═════ Raw data

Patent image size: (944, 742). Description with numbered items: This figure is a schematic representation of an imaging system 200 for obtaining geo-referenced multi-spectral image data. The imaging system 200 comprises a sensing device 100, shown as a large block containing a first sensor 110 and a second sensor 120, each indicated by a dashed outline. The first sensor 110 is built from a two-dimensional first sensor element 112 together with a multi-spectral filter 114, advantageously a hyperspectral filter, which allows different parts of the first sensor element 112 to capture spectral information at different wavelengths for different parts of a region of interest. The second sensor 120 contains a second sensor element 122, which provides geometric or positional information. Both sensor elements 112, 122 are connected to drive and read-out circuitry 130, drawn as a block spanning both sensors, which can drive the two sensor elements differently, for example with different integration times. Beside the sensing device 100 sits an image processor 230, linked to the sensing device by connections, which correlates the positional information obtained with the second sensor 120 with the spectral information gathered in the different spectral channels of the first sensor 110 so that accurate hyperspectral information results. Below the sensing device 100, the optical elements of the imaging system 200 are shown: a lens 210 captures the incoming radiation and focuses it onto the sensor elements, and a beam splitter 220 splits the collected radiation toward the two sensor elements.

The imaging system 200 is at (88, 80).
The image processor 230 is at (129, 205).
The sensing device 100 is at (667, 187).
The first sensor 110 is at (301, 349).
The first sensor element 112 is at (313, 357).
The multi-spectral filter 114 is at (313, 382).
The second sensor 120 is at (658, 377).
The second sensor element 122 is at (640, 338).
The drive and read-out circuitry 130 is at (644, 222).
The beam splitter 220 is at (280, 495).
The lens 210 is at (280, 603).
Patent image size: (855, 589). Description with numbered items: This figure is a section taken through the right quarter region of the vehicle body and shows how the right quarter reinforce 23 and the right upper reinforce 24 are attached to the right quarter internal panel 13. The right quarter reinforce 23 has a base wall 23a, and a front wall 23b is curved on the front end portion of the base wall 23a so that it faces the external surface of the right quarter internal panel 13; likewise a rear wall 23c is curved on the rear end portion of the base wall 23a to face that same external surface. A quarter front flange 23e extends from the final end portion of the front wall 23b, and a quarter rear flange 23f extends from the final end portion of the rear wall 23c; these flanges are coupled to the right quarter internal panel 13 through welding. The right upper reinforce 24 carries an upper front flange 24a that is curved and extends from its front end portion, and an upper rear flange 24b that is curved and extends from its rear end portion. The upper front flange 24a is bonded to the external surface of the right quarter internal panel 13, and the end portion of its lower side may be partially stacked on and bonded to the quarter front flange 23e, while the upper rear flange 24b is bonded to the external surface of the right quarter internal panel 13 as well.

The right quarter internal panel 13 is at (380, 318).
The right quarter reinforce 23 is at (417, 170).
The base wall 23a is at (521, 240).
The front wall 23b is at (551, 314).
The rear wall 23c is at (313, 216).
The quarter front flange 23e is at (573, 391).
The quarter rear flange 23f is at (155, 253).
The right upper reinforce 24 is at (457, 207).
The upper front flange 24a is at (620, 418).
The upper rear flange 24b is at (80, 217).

══════════

* [Task brief]
Retype every line of the items above verbatim.

* [Exercise result]
Patent image size: (944, 742). Description with numbered items: This figure is a schematic representation of an imaging system 200 for obtaining geo-referenced multi-spectral image data. The imaging system 200 comprises a sensing device 100, shown as a large block containing a first sensor 110 and a second sensor 120, each indicated by a dashed outline. The first sensor 110 is built from a two-dimensional first sensor element 112 together with a multi-spectral filter 114, advantageously a hyperspectral filter, which allows different parts of the first sensor element 112 to capture spectral information at different wavelengths for different parts of a region of interest. The second sensor 120 contains a second sensor element 122, which provides geometric or positional information. Both sensor elements 112, 122 are connected to drive and read-out circuitry 130, drawn as a block spanning both sensors, which can drive the two sensor elements differently, for example with different integration times. Beside the sensing device 100 sits an image processor 230, linked to the sensing device by connections, which correlates the positional information obtained with the second sensor 120 with the spectral information gathered in the different spectral channels of the first sensor 110 so that accurate hyperspectral information results. Below the sensing device 100, the optical elements of the imaging system 200 are shown: a lens 210 captures the incoming radiation and focuses it onto the sensor elements, and a beam splitter 220 splits the collected radiation toward the two sensor elements.

The imaging system 200 is at (88, 80).
The image processor 230 is at (129, 205).
The sensing device 100 is at (667, 187).
The first sensor 110 is at (301, 349).
The first sensor element 112 is at (313, 357).
The multi-spectral filter 114 is at (313, 382).
The second sensor 120 is at (658, 377).
The second sensor element 122 is at (640, 338).
The drive and read-out circuitry 130 is at (644, 222).
The beam splitter 220 is at (280, 495).
The lens 210 is at (280, 603).
Patent image size: (855, 589). Description with numbered items: This figure is a section taken through the right quarter region of the vehicle body and shows how the right quarter reinforce 23 and the right upper reinforce 24 are attached to the right quarter internal panel 13. The right quarter reinforce 23 has a base wall 23a, and a front wall 23b is curved on the front end portion of the base wall 23a so that it faces the external surface of the right quarter internal panel 13; likewise a rear wall 23c is curved on the rear end portion of the base wall 23a to face that same external surface. A quarter front flange 23e extends from the final end portion of the front wall 23b, and a quarter rear flange 23f extends from the final end portion of the rear wall 23c; these flanges are coupled to the right quarter internal panel 13 through welding. The right upper reinforce 24 carries an upper front flange 24a that is curved and extends from its front end portion, and an upper rear flange 24b that is curved and extends from its rear end portion. The upper front flange 24a is bonded to the external surface of the right quarter internal panel 13, and the end portion of its lower side may be partially stacked on and bonded to the quarter front flange 23e, while the upper rear flange 24b is bonded to the external surface of the right quarter internal panel 13 as well.

The right quarter internal panel 13 is at (380, 318).
The right quarter reinforce 23 is at (417, 170).
The base wall 23a is at (521, 240).
The front wall 23b is at (551, 314).
The rear wall 23c is at (313, 216).
The quarter front flange 23e is at (573, 391).
The quarter rear flange 23f is at (155, 253).
The right upper reinforce 24 is at (457, 207).
The upper front flange 24a is at (620, 418).
The upper rear flange 24b is at (80, 217).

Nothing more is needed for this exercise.